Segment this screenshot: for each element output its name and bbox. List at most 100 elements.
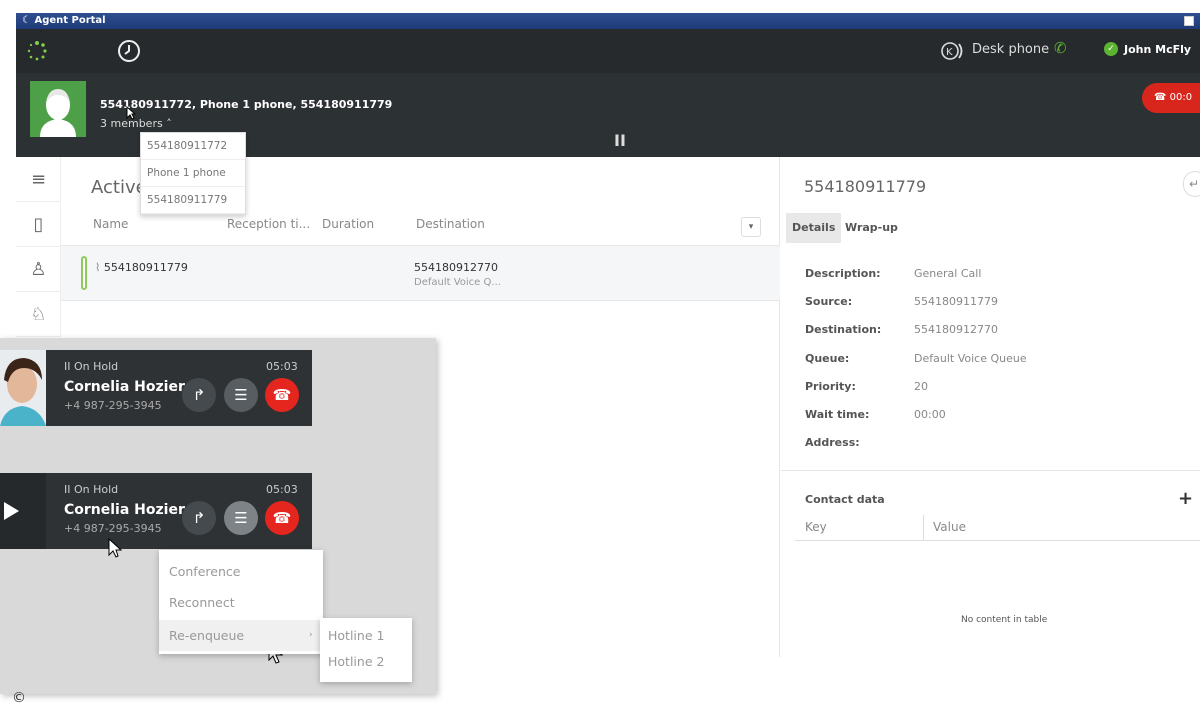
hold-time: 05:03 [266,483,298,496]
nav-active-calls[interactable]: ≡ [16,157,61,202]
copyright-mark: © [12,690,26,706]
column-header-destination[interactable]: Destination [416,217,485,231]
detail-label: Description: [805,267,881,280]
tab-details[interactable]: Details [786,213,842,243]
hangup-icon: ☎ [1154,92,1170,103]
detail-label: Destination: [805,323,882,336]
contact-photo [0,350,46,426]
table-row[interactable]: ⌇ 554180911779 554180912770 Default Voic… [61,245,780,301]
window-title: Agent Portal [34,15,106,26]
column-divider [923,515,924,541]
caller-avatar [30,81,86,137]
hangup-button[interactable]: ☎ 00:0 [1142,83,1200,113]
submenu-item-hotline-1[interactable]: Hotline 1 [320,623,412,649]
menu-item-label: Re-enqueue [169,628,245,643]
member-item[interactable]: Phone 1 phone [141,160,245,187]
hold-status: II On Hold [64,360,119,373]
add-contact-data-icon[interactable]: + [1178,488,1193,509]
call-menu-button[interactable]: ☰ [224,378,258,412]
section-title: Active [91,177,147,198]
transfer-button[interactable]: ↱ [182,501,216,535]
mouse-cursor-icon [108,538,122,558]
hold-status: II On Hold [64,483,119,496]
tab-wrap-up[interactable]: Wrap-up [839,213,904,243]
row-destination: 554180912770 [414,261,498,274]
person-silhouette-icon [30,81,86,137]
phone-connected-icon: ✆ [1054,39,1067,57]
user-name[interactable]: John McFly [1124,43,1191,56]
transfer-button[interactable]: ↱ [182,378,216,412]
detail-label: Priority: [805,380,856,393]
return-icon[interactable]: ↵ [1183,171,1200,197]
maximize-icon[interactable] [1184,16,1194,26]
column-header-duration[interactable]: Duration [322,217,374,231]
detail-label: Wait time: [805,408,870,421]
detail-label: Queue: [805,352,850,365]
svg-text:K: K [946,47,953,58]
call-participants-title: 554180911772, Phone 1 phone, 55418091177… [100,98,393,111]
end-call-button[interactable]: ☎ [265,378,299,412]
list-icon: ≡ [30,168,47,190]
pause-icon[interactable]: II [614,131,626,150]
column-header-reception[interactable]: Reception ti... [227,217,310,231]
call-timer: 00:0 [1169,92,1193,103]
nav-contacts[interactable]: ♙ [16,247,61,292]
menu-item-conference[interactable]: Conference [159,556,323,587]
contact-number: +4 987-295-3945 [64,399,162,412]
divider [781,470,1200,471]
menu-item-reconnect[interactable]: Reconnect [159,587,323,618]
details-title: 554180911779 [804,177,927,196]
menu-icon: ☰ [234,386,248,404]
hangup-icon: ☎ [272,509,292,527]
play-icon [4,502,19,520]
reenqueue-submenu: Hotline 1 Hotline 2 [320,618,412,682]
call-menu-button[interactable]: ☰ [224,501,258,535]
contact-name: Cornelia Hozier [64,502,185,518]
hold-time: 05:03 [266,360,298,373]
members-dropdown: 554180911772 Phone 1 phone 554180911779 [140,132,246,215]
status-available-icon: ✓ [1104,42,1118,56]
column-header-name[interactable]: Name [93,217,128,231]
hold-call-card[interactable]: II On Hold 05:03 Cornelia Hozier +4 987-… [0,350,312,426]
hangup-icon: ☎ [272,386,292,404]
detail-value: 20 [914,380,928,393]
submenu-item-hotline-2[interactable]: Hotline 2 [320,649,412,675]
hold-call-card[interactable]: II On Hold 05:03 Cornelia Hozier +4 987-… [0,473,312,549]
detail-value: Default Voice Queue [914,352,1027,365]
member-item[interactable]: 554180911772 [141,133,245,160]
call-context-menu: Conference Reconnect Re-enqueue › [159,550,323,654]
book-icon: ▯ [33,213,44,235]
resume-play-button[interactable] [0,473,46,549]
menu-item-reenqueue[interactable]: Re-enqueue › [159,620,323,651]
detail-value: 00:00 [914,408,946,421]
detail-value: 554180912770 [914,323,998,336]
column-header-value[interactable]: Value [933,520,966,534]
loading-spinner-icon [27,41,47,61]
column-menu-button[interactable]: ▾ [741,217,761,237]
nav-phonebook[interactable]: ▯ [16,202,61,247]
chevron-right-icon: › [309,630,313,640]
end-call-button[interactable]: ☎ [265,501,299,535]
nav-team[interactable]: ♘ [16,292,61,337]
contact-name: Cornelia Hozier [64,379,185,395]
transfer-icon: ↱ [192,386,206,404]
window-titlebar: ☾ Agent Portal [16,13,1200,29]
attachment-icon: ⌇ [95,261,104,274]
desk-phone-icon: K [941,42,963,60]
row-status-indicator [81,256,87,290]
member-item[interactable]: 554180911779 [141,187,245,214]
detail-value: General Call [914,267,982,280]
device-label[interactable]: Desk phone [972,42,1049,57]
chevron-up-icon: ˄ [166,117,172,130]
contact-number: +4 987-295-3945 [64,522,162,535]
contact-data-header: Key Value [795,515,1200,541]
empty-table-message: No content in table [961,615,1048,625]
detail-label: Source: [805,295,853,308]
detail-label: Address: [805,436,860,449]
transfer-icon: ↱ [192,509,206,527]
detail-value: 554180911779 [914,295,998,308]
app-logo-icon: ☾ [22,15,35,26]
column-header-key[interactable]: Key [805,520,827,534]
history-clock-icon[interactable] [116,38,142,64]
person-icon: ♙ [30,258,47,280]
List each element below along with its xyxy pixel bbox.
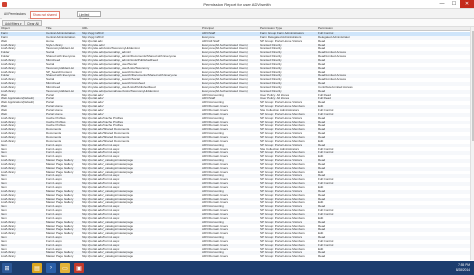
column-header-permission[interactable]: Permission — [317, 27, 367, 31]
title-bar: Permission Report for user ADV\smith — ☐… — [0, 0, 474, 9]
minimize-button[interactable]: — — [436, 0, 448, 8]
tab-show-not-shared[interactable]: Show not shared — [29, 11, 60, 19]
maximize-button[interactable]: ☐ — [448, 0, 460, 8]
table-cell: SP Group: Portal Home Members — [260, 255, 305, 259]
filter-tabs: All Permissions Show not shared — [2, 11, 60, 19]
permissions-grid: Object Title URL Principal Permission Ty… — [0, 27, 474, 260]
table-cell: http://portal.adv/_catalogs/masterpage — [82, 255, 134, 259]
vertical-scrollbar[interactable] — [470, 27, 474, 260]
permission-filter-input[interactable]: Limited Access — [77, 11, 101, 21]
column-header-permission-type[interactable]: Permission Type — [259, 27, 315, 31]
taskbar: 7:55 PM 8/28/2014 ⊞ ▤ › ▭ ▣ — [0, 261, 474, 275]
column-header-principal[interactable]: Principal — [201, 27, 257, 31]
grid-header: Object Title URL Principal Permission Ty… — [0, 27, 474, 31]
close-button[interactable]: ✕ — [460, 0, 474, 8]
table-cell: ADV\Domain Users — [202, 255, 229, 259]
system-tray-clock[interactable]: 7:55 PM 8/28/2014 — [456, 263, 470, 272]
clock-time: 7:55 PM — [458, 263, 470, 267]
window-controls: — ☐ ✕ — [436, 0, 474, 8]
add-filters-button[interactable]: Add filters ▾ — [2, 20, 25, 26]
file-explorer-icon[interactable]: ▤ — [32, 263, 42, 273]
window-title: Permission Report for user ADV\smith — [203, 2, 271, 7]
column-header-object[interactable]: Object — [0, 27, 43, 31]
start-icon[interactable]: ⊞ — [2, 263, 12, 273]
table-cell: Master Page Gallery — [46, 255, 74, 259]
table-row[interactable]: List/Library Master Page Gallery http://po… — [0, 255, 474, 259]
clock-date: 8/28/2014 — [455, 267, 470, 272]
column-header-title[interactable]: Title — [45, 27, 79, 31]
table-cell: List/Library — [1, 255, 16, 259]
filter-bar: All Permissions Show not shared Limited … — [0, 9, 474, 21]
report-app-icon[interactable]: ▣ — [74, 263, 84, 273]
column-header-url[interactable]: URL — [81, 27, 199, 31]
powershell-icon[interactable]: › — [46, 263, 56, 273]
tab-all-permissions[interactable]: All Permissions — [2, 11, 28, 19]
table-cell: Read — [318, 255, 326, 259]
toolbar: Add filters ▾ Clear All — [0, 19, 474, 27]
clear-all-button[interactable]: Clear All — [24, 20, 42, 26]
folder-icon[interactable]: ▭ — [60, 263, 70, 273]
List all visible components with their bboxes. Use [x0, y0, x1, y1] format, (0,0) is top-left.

...

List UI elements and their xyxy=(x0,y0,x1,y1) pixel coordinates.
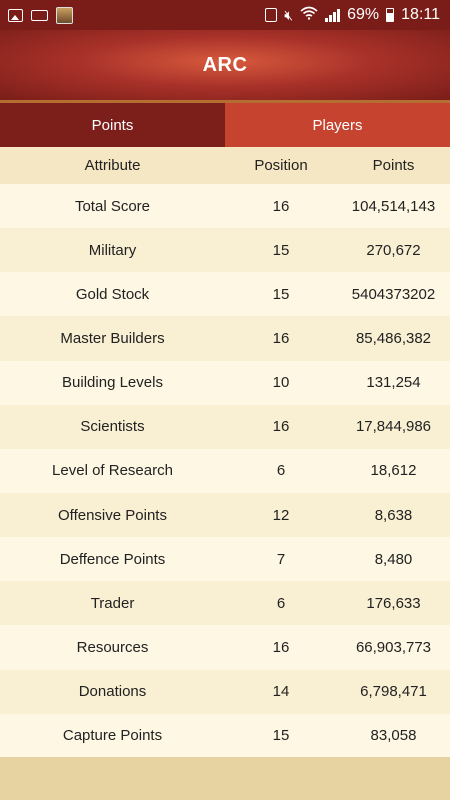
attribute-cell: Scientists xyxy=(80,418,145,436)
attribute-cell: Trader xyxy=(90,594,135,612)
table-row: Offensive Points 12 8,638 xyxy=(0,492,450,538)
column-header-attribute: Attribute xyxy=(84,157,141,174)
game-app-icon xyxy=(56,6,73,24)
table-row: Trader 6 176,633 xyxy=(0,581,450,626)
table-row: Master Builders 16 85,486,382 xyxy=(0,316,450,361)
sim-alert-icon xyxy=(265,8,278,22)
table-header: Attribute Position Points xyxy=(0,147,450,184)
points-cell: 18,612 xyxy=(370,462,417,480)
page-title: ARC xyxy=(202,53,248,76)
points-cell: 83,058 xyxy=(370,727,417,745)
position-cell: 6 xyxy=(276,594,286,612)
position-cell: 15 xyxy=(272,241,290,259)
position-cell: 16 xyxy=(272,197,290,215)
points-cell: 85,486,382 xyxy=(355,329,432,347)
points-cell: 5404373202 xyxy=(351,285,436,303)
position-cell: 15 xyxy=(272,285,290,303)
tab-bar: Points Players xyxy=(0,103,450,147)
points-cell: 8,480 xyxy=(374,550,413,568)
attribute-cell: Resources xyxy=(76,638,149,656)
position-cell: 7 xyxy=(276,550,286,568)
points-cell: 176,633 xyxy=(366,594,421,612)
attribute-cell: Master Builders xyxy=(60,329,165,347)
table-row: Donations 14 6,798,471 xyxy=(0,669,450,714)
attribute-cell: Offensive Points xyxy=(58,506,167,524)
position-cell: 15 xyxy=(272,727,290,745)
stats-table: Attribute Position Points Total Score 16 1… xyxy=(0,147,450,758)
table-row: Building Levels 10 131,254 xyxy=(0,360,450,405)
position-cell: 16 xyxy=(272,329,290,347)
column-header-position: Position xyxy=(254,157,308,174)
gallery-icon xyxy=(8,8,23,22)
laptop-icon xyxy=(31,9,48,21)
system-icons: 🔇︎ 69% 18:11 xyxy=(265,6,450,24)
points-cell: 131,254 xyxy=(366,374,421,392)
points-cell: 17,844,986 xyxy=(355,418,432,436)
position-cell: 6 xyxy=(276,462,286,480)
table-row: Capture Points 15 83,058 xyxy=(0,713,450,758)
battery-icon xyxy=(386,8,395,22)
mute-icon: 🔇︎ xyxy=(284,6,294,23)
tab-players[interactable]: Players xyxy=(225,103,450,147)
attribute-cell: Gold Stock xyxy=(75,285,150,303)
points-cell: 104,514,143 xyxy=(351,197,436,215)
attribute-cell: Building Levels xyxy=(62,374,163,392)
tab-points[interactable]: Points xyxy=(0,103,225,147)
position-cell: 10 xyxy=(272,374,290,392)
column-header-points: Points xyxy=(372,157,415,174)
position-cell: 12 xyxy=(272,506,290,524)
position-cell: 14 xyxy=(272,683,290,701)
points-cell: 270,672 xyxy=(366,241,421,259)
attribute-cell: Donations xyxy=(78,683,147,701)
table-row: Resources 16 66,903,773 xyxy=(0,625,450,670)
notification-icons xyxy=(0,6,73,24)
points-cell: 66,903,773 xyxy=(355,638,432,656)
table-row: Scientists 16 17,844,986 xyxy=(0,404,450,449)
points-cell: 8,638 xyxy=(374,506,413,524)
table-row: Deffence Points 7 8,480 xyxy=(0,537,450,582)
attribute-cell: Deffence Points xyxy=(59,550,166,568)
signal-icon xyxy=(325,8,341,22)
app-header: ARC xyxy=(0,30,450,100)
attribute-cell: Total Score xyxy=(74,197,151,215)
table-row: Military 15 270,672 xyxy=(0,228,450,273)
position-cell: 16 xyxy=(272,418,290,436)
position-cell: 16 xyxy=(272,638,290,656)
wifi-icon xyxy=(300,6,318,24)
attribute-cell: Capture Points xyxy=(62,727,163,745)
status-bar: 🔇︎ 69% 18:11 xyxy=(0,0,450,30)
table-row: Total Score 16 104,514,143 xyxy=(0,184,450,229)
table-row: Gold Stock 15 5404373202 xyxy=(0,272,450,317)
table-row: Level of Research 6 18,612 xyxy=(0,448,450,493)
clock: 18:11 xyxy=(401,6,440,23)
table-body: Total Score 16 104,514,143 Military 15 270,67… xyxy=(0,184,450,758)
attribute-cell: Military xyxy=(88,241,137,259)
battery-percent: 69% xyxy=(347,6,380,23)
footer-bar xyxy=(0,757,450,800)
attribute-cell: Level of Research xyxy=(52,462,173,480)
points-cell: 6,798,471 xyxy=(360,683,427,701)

==

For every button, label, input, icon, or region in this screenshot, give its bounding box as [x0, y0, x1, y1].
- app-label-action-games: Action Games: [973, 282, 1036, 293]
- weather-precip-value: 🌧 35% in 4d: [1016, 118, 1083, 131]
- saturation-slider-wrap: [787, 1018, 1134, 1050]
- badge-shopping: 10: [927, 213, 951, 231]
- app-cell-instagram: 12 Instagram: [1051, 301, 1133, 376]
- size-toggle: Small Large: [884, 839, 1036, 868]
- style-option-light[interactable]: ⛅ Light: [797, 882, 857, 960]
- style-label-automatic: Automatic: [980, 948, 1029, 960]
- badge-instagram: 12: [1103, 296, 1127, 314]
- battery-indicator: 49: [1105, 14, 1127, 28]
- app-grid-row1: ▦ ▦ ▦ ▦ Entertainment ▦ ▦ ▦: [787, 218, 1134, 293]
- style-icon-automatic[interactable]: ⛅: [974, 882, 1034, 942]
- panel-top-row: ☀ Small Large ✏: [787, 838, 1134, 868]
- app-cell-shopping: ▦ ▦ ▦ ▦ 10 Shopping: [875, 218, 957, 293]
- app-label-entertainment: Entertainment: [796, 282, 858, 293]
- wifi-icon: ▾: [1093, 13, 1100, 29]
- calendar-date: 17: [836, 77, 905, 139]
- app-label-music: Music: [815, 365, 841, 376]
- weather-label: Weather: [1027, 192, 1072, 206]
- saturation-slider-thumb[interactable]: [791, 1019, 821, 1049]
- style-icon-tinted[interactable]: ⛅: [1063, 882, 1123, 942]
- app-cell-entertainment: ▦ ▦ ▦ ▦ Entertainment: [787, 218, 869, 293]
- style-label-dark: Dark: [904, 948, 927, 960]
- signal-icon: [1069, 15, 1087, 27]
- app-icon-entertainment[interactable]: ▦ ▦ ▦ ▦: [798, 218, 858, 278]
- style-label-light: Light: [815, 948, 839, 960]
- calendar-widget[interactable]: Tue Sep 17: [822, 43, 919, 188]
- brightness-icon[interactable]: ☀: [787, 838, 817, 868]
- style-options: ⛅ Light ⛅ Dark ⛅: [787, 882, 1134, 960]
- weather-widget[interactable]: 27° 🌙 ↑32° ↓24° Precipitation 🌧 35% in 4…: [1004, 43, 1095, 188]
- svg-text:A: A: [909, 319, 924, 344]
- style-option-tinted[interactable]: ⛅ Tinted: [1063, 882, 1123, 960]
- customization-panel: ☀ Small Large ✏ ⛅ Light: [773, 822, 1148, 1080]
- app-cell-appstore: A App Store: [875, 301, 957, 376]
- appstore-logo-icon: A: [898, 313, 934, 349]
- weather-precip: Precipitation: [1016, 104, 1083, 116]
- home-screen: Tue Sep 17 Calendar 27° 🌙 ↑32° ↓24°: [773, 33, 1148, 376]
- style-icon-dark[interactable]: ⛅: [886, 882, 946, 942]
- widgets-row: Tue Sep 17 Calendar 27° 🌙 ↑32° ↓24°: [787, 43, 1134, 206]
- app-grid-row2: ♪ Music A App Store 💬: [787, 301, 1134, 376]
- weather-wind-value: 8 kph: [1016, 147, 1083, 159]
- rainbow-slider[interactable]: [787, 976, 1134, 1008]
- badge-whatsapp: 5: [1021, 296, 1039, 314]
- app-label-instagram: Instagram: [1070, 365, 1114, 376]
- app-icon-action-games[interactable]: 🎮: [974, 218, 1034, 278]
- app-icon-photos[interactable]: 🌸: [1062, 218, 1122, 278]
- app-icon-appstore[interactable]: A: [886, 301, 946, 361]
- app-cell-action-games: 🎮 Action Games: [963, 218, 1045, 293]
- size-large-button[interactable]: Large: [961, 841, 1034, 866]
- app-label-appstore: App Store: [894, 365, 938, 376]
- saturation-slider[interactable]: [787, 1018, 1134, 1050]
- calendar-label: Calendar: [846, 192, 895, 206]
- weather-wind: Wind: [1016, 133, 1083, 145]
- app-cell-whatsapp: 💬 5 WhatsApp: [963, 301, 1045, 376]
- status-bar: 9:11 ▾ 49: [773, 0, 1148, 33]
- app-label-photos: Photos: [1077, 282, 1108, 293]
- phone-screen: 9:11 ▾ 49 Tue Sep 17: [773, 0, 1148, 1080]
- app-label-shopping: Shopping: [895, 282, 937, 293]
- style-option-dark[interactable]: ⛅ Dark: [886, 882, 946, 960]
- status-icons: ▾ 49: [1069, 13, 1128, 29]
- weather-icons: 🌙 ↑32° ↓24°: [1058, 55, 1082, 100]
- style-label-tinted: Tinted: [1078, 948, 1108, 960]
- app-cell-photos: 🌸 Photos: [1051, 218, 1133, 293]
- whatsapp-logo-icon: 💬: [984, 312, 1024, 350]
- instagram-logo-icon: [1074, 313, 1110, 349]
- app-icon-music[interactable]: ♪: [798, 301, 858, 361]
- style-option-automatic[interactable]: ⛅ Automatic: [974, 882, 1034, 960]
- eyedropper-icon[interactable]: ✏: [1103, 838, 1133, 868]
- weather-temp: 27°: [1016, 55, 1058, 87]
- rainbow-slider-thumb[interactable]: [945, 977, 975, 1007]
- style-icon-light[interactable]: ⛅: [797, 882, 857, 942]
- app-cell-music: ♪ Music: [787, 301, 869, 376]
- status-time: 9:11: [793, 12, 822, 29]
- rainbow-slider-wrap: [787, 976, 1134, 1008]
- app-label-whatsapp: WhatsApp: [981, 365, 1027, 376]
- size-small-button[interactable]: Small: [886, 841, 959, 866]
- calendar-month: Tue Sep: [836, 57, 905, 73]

**The problem:** Please copy the entries verbatim, beginning with the line containing "For every button, label, input, icon, or" and ending with the line containing "- style-option-light[interactable]: ⛅", both lines included.

**Correct output:**
For every button, label, input, icon, or region in this screenshot, give its bounding box as [x0, y0, x1, y1].
- app-label-action-games: Action Games: [973, 282, 1036, 293]
- weather-precip-value: 🌧 35% in 4d: [1016, 118, 1083, 131]
- saturation-slider-wrap: [787, 1018, 1134, 1050]
- badge-shopping: 10: [927, 213, 951, 231]
- app-cell-instagram: 12 Instagram: [1051, 301, 1133, 376]
- size-toggle: Small Large: [884, 839, 1036, 868]
- style-option-light[interactable]: ⛅ Light: [797, 882, 857, 960]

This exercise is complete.